→ **Short problem**: Retype the material word for word.

════

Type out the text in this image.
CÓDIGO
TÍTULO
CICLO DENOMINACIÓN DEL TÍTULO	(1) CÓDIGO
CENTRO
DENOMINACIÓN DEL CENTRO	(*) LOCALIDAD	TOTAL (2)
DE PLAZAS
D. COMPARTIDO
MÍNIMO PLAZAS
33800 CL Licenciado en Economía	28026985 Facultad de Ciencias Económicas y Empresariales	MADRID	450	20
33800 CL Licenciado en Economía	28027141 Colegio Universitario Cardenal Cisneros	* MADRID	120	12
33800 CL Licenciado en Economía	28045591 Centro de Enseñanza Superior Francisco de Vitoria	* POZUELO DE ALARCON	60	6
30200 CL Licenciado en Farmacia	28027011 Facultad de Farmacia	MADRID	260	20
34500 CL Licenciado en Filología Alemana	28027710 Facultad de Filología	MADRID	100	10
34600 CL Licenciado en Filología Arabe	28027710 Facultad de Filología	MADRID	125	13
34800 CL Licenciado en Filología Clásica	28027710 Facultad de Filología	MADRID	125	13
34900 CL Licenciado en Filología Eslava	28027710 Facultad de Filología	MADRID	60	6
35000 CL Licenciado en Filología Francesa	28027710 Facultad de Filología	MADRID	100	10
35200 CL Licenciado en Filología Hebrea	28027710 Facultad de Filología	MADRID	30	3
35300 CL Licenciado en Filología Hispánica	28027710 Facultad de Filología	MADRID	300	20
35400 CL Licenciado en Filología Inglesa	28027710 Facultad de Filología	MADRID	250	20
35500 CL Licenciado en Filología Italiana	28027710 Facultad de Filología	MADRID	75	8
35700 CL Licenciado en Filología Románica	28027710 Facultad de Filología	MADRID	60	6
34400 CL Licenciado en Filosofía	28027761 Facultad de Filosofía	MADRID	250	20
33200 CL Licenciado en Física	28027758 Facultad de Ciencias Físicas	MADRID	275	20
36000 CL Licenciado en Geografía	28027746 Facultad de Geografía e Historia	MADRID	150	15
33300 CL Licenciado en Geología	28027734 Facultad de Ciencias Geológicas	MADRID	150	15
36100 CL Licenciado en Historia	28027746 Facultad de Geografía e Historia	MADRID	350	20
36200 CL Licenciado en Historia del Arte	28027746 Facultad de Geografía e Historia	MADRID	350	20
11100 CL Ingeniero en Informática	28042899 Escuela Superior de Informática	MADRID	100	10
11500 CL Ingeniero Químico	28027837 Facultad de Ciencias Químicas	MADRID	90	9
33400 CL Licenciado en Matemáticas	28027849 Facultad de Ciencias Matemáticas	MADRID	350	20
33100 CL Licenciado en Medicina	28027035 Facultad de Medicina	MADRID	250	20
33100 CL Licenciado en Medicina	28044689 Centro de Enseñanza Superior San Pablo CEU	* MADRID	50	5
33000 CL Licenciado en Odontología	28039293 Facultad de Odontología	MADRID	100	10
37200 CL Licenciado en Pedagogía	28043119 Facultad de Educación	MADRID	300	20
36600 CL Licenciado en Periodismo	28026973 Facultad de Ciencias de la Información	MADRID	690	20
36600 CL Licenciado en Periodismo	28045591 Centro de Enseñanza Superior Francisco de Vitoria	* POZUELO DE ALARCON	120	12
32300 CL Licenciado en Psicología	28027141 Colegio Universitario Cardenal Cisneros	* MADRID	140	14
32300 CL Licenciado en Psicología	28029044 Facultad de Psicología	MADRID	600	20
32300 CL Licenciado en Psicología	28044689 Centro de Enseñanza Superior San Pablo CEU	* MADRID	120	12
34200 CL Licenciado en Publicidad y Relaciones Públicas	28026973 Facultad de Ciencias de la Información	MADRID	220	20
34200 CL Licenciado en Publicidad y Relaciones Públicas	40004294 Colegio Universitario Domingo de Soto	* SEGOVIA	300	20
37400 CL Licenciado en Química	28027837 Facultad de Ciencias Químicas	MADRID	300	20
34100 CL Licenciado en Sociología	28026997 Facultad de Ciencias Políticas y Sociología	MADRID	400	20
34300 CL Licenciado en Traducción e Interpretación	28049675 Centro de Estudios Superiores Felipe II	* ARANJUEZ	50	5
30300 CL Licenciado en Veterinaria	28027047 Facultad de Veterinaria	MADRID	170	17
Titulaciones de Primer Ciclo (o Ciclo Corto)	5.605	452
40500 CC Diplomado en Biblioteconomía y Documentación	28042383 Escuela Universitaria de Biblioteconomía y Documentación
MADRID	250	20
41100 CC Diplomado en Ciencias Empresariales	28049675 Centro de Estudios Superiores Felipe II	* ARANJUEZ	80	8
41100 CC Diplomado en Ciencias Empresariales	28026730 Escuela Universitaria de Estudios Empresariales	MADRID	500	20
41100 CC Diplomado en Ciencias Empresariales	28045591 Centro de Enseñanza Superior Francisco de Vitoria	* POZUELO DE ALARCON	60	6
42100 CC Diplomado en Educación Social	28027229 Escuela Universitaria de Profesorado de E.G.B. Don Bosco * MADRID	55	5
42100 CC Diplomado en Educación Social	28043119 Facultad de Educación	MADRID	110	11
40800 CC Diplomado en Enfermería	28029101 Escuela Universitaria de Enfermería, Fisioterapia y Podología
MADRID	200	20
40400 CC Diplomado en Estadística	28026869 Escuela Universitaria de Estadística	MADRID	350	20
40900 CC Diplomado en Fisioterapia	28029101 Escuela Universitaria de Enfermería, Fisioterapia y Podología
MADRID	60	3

════

→ **Task answer**:
Type out the text in this image.
CÓDIGO
TÍTULO
CICLO DENOMINACIÓN DEL TÍTULO	(1) CÓDIGO
CENTRO
DENOMINACIÓN DEL CENTRO	(*) LOCALIDAD	TOTAL (2)
DE PLAZAS
D. COMPARTIDO
MÍNIMO PLAZAS
33800 CL Licenciado en Economía	28026985 Facultad de Ciencias Económicas y Empresariales	MADRID	450	20
33800 CL Licenciado en Economía	28027141 Colegio Universitario Cardenal Cisneros	* MADRID	120	12
33800 CL Licenciado en Economía	28045591 Centro de Enseñanza Superior Francisco de Vitoria	* POZUELO DE ALARCON	60	6
30200 CL Licenciado en Farmacia	28027011 Facultad de Farmacia	MADRID	260	20
34500 CL Licenciado en Filología Alemana	28027710 Facultad de Filología	MADRID	100	10
34600 CL Licenciado en Filología Arabe	28027710 Facultad de Filología	MADRID	125	13
34800 CL Licenciado en Filología Clásica	28027710 Facultad de Filología	MADRID	125	13
34900 CL Licenciado en Filología Eslava	28027710 Facultad de Filología	MADRID	60	6
35000 CL Licenciado en Filología Francesa	28027710 Facultad de Filología	MADRID	100	10
35200 CL Licenciado en Filología Hebrea	28027710 Facultad de Filología	MADRID	30	3
35300 CL Licenciado en Filología Hispánica	28027710 Facultad de Filología	MADRID	300	20
35400 CL Licenciado en Filología Inglesa	28027710 Facultad de Filología	MADRID	250	20
35500 CL Licenciado en Filología Italiana	28027710 Facultad de Filología	MADRID	75	8
35700 CL Licenciado en Filología Románica	28027710 Facultad de Filología	MADRID	60	6
34400 CL Licenciado en Filosofía	28027761 Facultad de Filosofía	MADRID	250	20
33200 CL Licenciado en Física	28027758 Facultad de Ciencias Físicas	MADRID	275	20
36000 CL Licenciado en Geografía	28027746 Facultad de Geografía e Historia	MADRID	150	15
33300 CL Licenciado en Geología	28027734 Facultad de Ciencias Geológicas	MADRID	150	15
36100 CL Licenciado en Historia	28027746 Facultad de Geografía e Historia	MADRID	350	20
36200 CL Licenciado en Historia del Arte	28027746 Facultad de Geografía e Historia	MADRID	350	20
11100 CL Ingeniero en Informática	28042899 Escuela Superior de Informática	MADRID	100	10
11500 CL Ingeniero Químico	28027837 Facultad de Ciencias Químicas	MADRID	90	9
33400 CL Licenciado en Matemáticas	28027849 Facultad de Ciencias Matemáticas	MADRID	350	20
33100 CL Licenciado en Medicina	28027035 Facultad de Medicina	MADRID	250	20
33100 CL Licenciado en Medicina	28044689 Centro de Enseñanza Superior San Pablo CEU	* MADRID	50	5
33000 CL Licenciado en Odontología	28039293 Facultad de Odontología	MADRID	100	10
37200 CL Licenciado en Pedagogía	28043119 Facultad de Educación	MADRID	300	20
36600 CL Licenciado en Periodismo	28026973 Facultad de Ciencias de la Información	MADRID	690	20
36600 CL Licenciado en Periodismo	28045591 Centro de Enseñanza Superior Francisco de Vitoria	* POZUELO DE ALARCON	120	12
32300 CL Licenciado en Psicología	28027141 Colegio Universitario Cardenal Cisneros	* MADRID	140	14
32300 CL Licenciado en Psicología	28029044 Facultad de Psicología	MADRID	600	20
32300 CL Licenciado en Psicología	28044689 Centro de Enseñanza Superior San Pablo CEU	* MADRID	120	12
34200 CL Licenciado en Publicidad y Relaciones Públicas	28026973 Facultad de Ciencias de la Información	MADRID	220	20
34200 CL Licenciado en Publicidad y Relaciones Públicas	40004294 Colegio Universitario Domingo de Soto	* SEGOVIA	300	20
37400 CL Licenciado en Química	28027837 Facultad de Ciencias Químicas	MADRID	300	20
34100 CL Licenciado en Sociología	28026997 Facultad de Ciencias Políticas y Sociología	MADRID	400	20
34300 CL Licenciado en Traducción e Interpretación	28049675 Centro de Estudios Superiores Felipe II	* ARANJUEZ	50	5
30300 CL Licenciado en Veterinaria	28027047 Facultad de Veterinaria	MADRID	170	17
Titulaciones de Primer Ciclo (o Ciclo Corto)	5.605	452
40500 CC Diplomado en Biblioteconomía y Documentación	28042383 Escuela Universitaria de Biblioteconomía y Documentación
MADRID	250	20
41100 CC Diplomado en Ciencias Empresariales	28049675 Centro de Estudios Superiores Felipe II	* ARANJUEZ	80	8
41100 CC Diplomado en Ciencias Empresariales	28026730 Escuela Universitaria de Estudios Empresariales	MADRID	500	20
41100 CC Diplomado en Ciencias Empresariales	28045591 Centro de Enseñanza Superior Francisco de Vitoria	* POZUELO DE ALARCON	60	6
42100 CC Diplomado en Educación Social	28027229 Escuela Universitaria de Profesorado de E.G.B. Don Bosco * MADRID	55	5
42100 CC Diplomado en Educación Social	28043119 Facultad de Educación	MADRID	110	11
40800 CC Diplomado en Enfermería	28029101 Escuela Universitaria de Enfermería, Fisioterapia y Podología
MADRID	200	20
40400 CC Diplomado en Estadística	28026869 Escuela Universitaria de Estadística	MADRID	350	20
40900 CC Diplomado en Fisioterapia	28029101 Escuela Universitaria de Enfermería, Fisioterapia y Podología
MADRID	60	3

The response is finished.